WRITTEN TASK:
Copy every line in the records below that contains the word "right".

DATA LISTING:
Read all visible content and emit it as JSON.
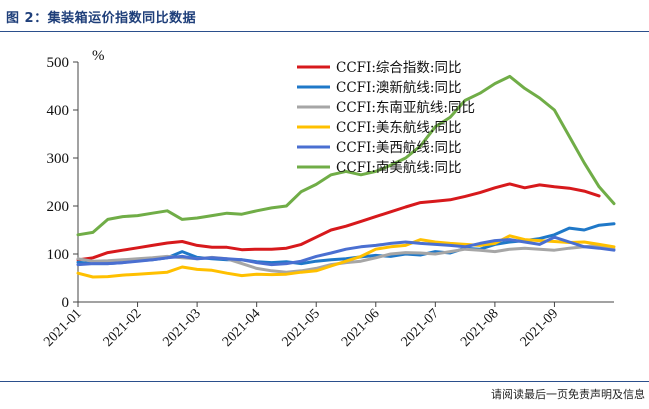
{
  "figure": {
    "title": "图 2：集装箱运价指数同比数据",
    "footer": "请阅读最后一页免责声明及信息"
  },
  "chart_data": {
    "type": "line",
    "title": "",
    "xlabel": "",
    "ylabel": "%",
    "ylim": [
      0,
      500
    ],
    "yticks": [
      0,
      100,
      200,
      300,
      400,
      500
    ],
    "xlim": [
      0,
      9
    ],
    "xtick_labels": [
      "2021-01",
      "2021-02",
      "2021-03",
      "2021-04",
      "2021-05",
      "2021-06",
      "2021-07",
      "2021-08",
      "2021-09"
    ],
    "grid": false,
    "legend_position": "top-right",
    "series": [
      {
        "name": "CCFI:综合指数:同比",
        "color": "#d7191c",
        "x": [
          0,
          0.25,
          0.5,
          0.75,
          1,
          1.25,
          1.5,
          1.75,
          2,
          2.25,
          2.5,
          2.75,
          3,
          3.25,
          3.5,
          3.75,
          4,
          4.25,
          4.5,
          4.75,
          5,
          5.25,
          5.5,
          5.75,
          6,
          6.25,
          6.5,
          6.75,
          7,
          7.25,
          7.5,
          7.75,
          8,
          8.25,
          8.5,
          8.75
        ],
        "values": [
          88,
          92,
          103,
          108,
          113,
          118,
          123,
          126,
          118,
          114,
          114,
          109,
          110,
          110,
          112,
          120,
          135,
          150,
          158,
          168,
          178,
          188,
          198,
          207,
          210,
          213,
          220,
          228,
          238,
          246,
          238,
          244,
          240,
          237,
          231,
          221
        ]
      },
      {
        "name": "CCFI:澳新航线:同比",
        "color": "#1f78c8",
        "x": [
          0,
          0.25,
          0.5,
          0.75,
          1,
          1.25,
          1.5,
          1.75,
          2,
          2.25,
          2.5,
          2.75,
          3,
          3.25,
          3.5,
          3.75,
          4,
          4.25,
          4.5,
          4.75,
          5,
          5.25,
          5.5,
          5.75,
          6,
          6.25,
          6.5,
          6.75,
          7,
          7.25,
          7.5,
          7.75,
          8,
          8.25,
          8.5,
          8.75,
          9
        ],
        "values": [
          83,
          80,
          80,
          82,
          86,
          88,
          92,
          105,
          93,
          90,
          88,
          88,
          84,
          82,
          84,
          80,
          85,
          88,
          90,
          94,
          97,
          95,
          100,
          98,
          105,
          102,
          112,
          110,
          120,
          125,
          128,
          132,
          140,
          154,
          150,
          160,
          163
        ]
      },
      {
        "name": "CCFI:东南亚航线:同比",
        "color": "#a6a6a6",
        "x": [
          0,
          0.25,
          0.5,
          0.75,
          1,
          1.25,
          1.5,
          1.75,
          2,
          2.25,
          2.5,
          2.75,
          3,
          3.25,
          3.5,
          3.75,
          4,
          4.25,
          4.5,
          4.75,
          5,
          5.25,
          5.5,
          5.75,
          6,
          6.25,
          6.5,
          6.75,
          7,
          7.25,
          7.5,
          7.75,
          8,
          8.25,
          8.5,
          8.75,
          9
        ],
        "values": [
          90,
          85,
          86,
          88,
          90,
          92,
          95,
          92,
          90,
          93,
          90,
          80,
          70,
          65,
          62,
          65,
          70,
          78,
          82,
          85,
          92,
          100,
          103,
          102,
          100,
          105,
          110,
          108,
          105,
          110,
          112,
          110,
          108,
          112,
          115,
          118,
          110
        ]
      },
      {
        "name": "CCFI:美东航线:同比",
        "color": "#ffc000",
        "x": [
          0,
          0.25,
          0.5,
          0.75,
          1,
          1.25,
          1.5,
          1.75,
          2,
          2.25,
          2.5,
          2.75,
          3,
          3.25,
          3.5,
          3.75,
          4,
          4.25,
          4.5,
          4.75,
          5,
          5.25,
          5.5,
          5.75,
          6,
          6.25,
          6.5,
          6.75,
          7,
          7.25,
          7.5,
          7.75,
          8,
          8.25,
          8.5,
          8.75,
          9
        ],
        "values": [
          60,
          52,
          53,
          56,
          58,
          60,
          62,
          73,
          68,
          66,
          60,
          55,
          58,
          57,
          58,
          62,
          65,
          75,
          85,
          95,
          110,
          115,
          118,
          130,
          125,
          122,
          120,
          118,
          122,
          138,
          130,
          128,
          126,
          124,
          125,
          120,
          115
        ]
      },
      {
        "name": "CCFI:美西航线:同比",
        "color": "#4a6fd1",
        "x": [
          0,
          0.25,
          0.5,
          0.75,
          1,
          1.25,
          1.5,
          1.75,
          2,
          2.25,
          2.5,
          2.75,
          3,
          3.25,
          3.5,
          3.75,
          4,
          4.25,
          4.5,
          4.75,
          5,
          5.25,
          5.5,
          5.75,
          6,
          6.25,
          6.5,
          6.75,
          7,
          7.25,
          7.5,
          7.75,
          8,
          8.25,
          8.5,
          8.75,
          9
        ],
        "values": [
          78,
          80,
          80,
          82,
          85,
          88,
          92,
          95,
          90,
          92,
          90,
          88,
          82,
          78,
          80,
          85,
          95,
          102,
          110,
          115,
          118,
          122,
          125,
          122,
          120,
          118,
          115,
          122,
          128,
          130,
          125,
          120,
          135,
          125,
          115,
          112,
          108
        ]
      },
      {
        "name": "CCFI:南美航线:同比",
        "color": "#70ad47",
        "x": [
          0,
          0.25,
          0.5,
          0.75,
          1,
          1.25,
          1.5,
          1.75,
          2,
          2.25,
          2.5,
          2.75,
          3,
          3.25,
          3.5,
          3.75,
          4,
          4.25,
          4.5,
          4.75,
          5,
          5.25,
          5.5,
          5.75,
          6,
          6.25,
          6.5,
          6.75,
          7,
          7.25,
          7.5,
          7.75,
          8,
          8.25,
          8.5,
          8.75,
          9
        ],
        "values": [
          140,
          145,
          172,
          178,
          180,
          185,
          190,
          172,
          175,
          180,
          185,
          183,
          190,
          196,
          200,
          230,
          245,
          265,
          272,
          265,
          272,
          285,
          300,
          325,
          365,
          385,
          420,
          435,
          455,
          470,
          445,
          425,
          400,
          345,
          290,
          240,
          205
        ]
      }
    ]
  }
}
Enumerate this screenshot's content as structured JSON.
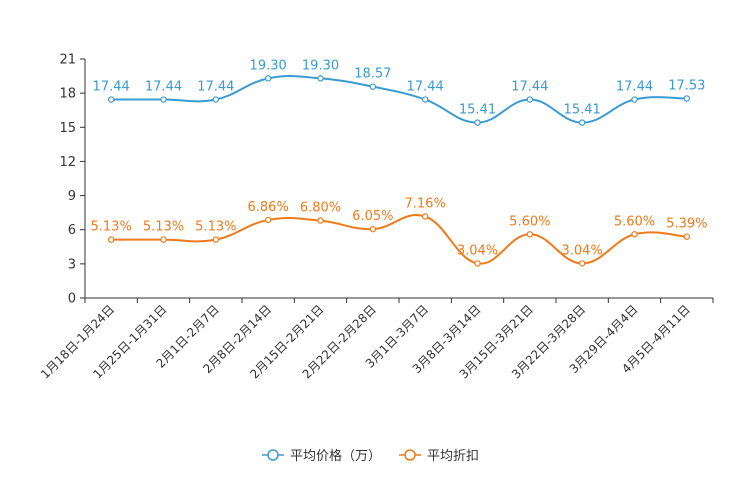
{
  "chart_data": {
    "type": "line",
    "title": "",
    "xlabel": "",
    "ylabel": "",
    "ylim": [
      0,
      21
    ],
    "yticks": [
      0,
      3,
      6,
      9,
      12,
      15,
      18,
      21
    ],
    "grid": false,
    "legend_position": "bottom-center",
    "categories": [
      "1月18日-1月24日",
      "1月25日-1月31日",
      "2月1日-2月7日",
      "2月8日-2月14日",
      "2月15日-2月21日",
      "2月22日-2月28日",
      "3月1日-3月7日",
      "3月8日-3月14日",
      "3月15日-3月21日",
      "3月22日-3月28日",
      "3月29日-4月4日",
      "4月5日-4月11日"
    ],
    "series": [
      {
        "name": "平均价格（万）",
        "color": "#3a9bd0",
        "values": [
          17.44,
          17.44,
          17.44,
          19.3,
          19.3,
          18.57,
          17.44,
          15.41,
          17.44,
          15.41,
          17.44,
          17.53
        ],
        "labels": [
          "17.44",
          "17.44",
          "17.44",
          "19.30",
          "19.30",
          "18.57",
          "17.44",
          "15.41",
          "17.44",
          "15.41",
          "17.44",
          "17.53"
        ]
      },
      {
        "name": "平均折扣",
        "color": "#f07a1a",
        "values": [
          5.13,
          5.13,
          5.13,
          6.86,
          6.8,
          6.05,
          7.16,
          3.04,
          5.6,
          3.04,
          5.6,
          5.39
        ],
        "labels": [
          "5.13%",
          "5.13%",
          "5.13%",
          "6.86%",
          "6.80%",
          "6.05%",
          "7.16%",
          "3.04%",
          "5.60%",
          "3.04%",
          "5.60%",
          "5.39%"
        ]
      }
    ]
  }
}
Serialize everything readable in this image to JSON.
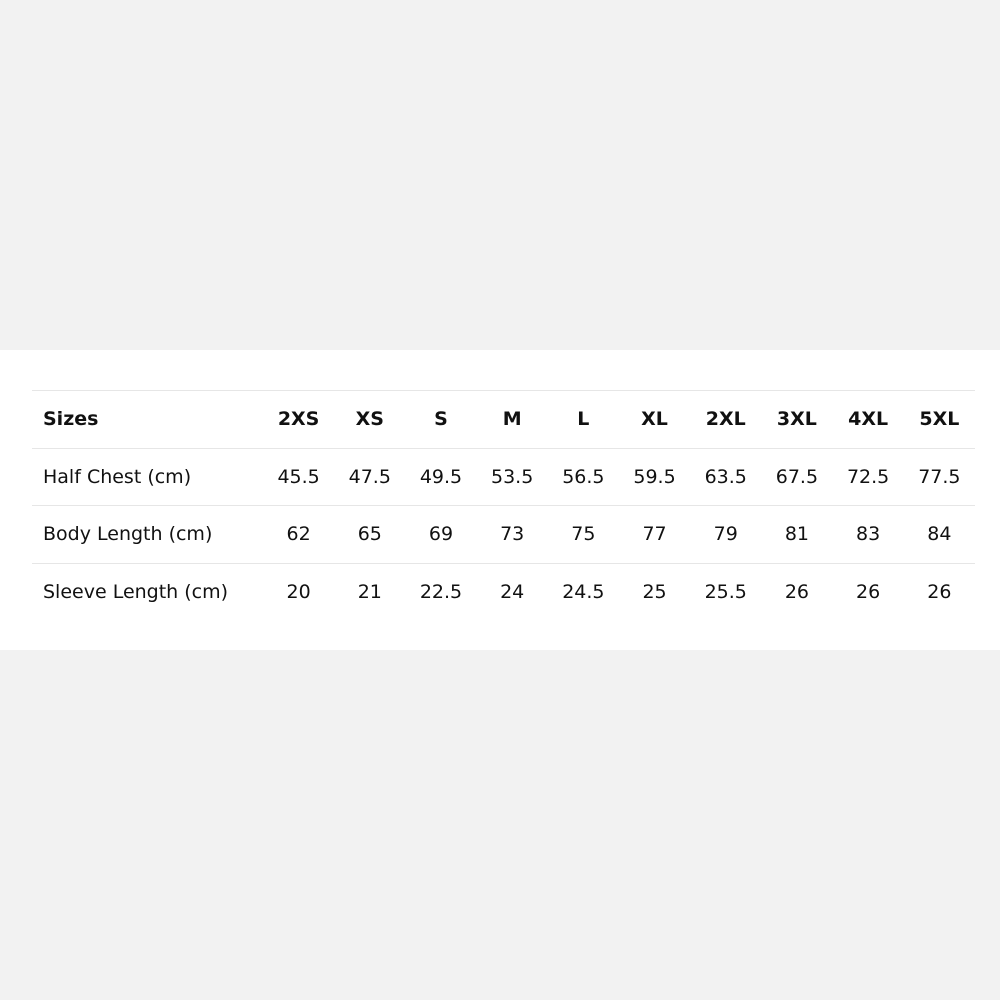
{
  "table": {
    "header_label": "Sizes",
    "sizes": [
      "2XS",
      "XS",
      "S",
      "M",
      "L",
      "XL",
      "2XL",
      "3XL",
      "4XL",
      "5XL"
    ],
    "rows": [
      {
        "label": "Half Chest (cm)",
        "values": [
          "45.5",
          "47.5",
          "49.5",
          "53.5",
          "56.5",
          "59.5",
          "63.5",
          "67.5",
          "72.5",
          "77.5"
        ]
      },
      {
        "label": "Body Length (cm)",
        "values": [
          "62",
          "65",
          "69",
          "73",
          "75",
          "77",
          "79",
          "81",
          "83",
          "84"
        ]
      },
      {
        "label": "Sleeve Length (cm)",
        "values": [
          "20",
          "21",
          "22.5",
          "24",
          "24.5",
          "25",
          "25.5",
          "26",
          "26",
          "26"
        ]
      }
    ]
  }
}
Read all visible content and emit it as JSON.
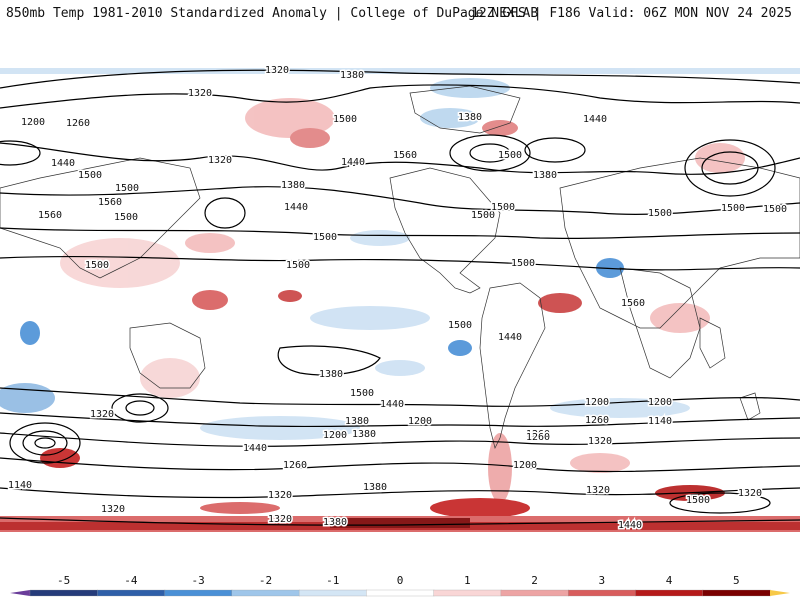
{
  "header": {
    "left": "850mb Temp 1981-2010 Standardized Anomaly | College of DuPage NEXLAB",
    "right": "12Z GFS | F186 Valid: 06Z MON NOV 24 2025"
  },
  "colorbar": {
    "ticks": [
      "-5",
      "-4",
      "-3",
      "-2",
      "-1",
      "0",
      "1",
      "2",
      "3",
      "4",
      "5"
    ],
    "colors": [
      "#6a3d9a",
      "#253b7a",
      "#2f5fa8",
      "#4a90d6",
      "#9fc6ea",
      "#d4e6f5",
      "#ffffff",
      "#f9d6d6",
      "#eda4a4",
      "#d85d5d",
      "#b51a1a",
      "#7a0000",
      "#f7c948"
    ]
  },
  "contour_labels": [
    "1320",
    "1380",
    "1320",
    "1200",
    "1260",
    "1500",
    "1380",
    "1440",
    "1320",
    "1380",
    "1440",
    "1500",
    "1440",
    "1500",
    "1560",
    "1500",
    "1440",
    "1560",
    "1380",
    "1500",
    "1560",
    "1500",
    "1500",
    "1500",
    "1500",
    "1500",
    "1500",
    "1500",
    "1500",
    "1500",
    "1560",
    "1500",
    "1440",
    "1380",
    "1500",
    "1440",
    "1320",
    "1380",
    "1200",
    "1260",
    "1320",
    "1260",
    "1140",
    "1200",
    "1200",
    "1380",
    "1440",
    "1200",
    "1260",
    "1140",
    "1200",
    "1380",
    "1320",
    "1260",
    "1320",
    "1320",
    "1320",
    "1380",
    "1440",
    "1500",
    "1320"
  ]
}
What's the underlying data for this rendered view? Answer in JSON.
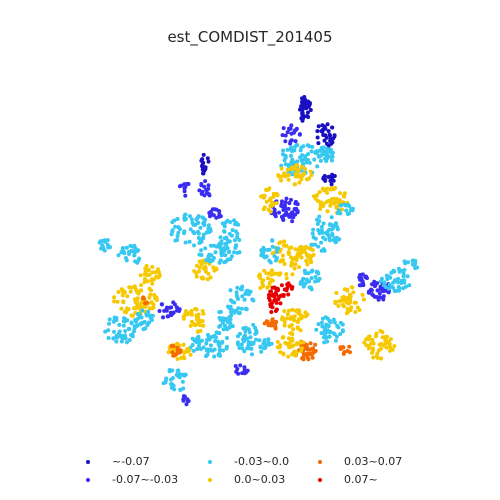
{
  "title": "est_COMDIST_201405",
  "colors": {
    "c0": "#1a0fc2",
    "c1": "#3a2df0",
    "c2": "#36c8f0",
    "c3": "#f6c800",
    "c4": "#f56a00",
    "c5": "#e60000"
  },
  "legend": [
    {
      "label": "~-0.07",
      "color": "#1a0fc2"
    },
    {
      "label": "-0.07~-0.03",
      "color": "#3a2df0"
    },
    {
      "label": "-0.03~0.0",
      "color": "#36c8f0"
    },
    {
      "label": "0.0~0.03",
      "color": "#f6c800"
    },
    {
      "label": "0.03~0.07",
      "color": "#f56a00"
    },
    {
      "label": "0.07~",
      "color": "#e60000"
    }
  ]
}
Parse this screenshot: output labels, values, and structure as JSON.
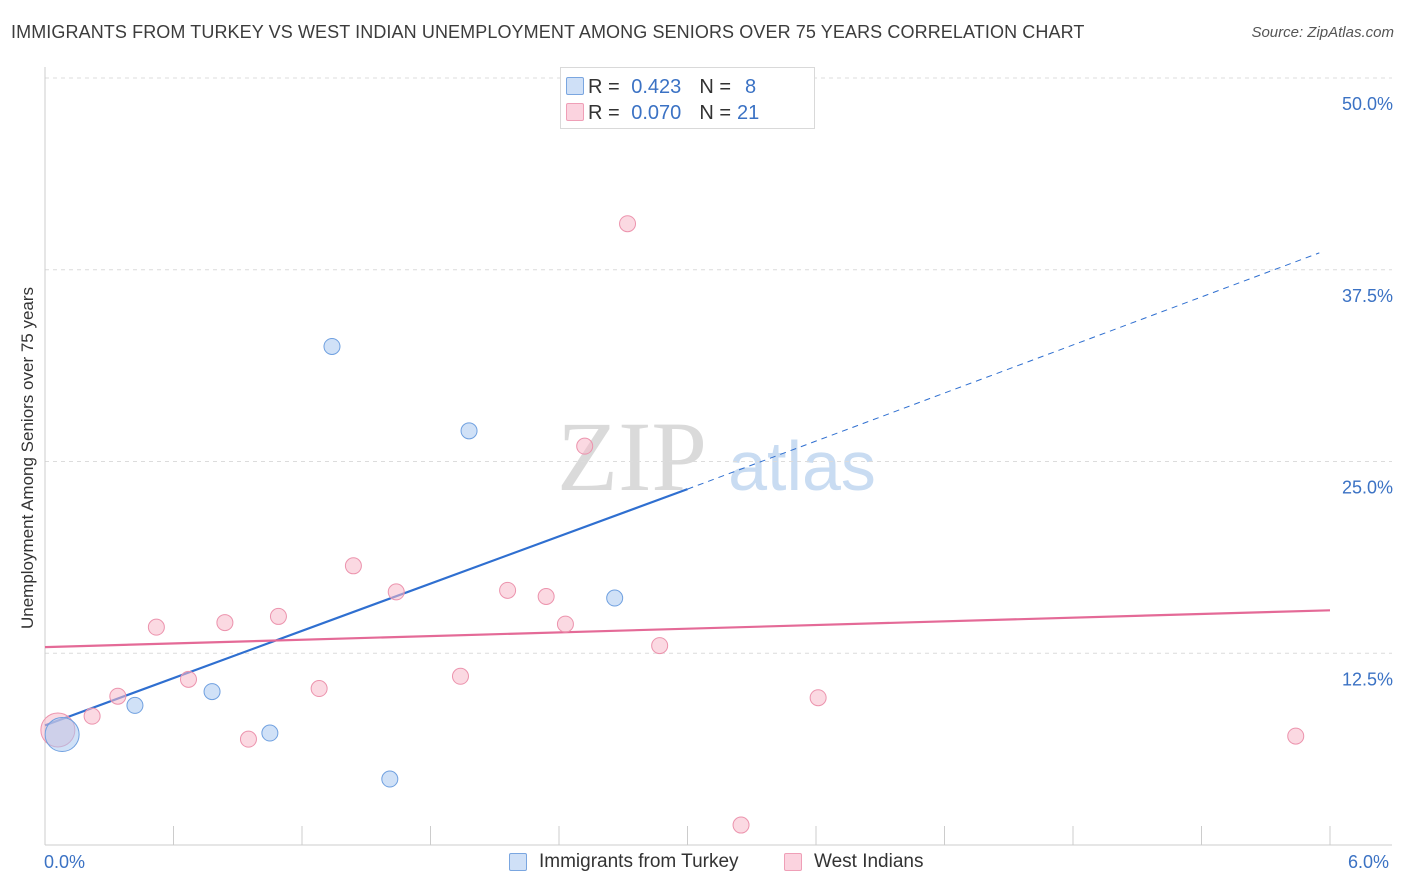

WRITTEN ANSWER:
    "legend_position": "top-right",
    "right": "12Z GFS | F186 Valid: 06Z MON NOV 24 2025"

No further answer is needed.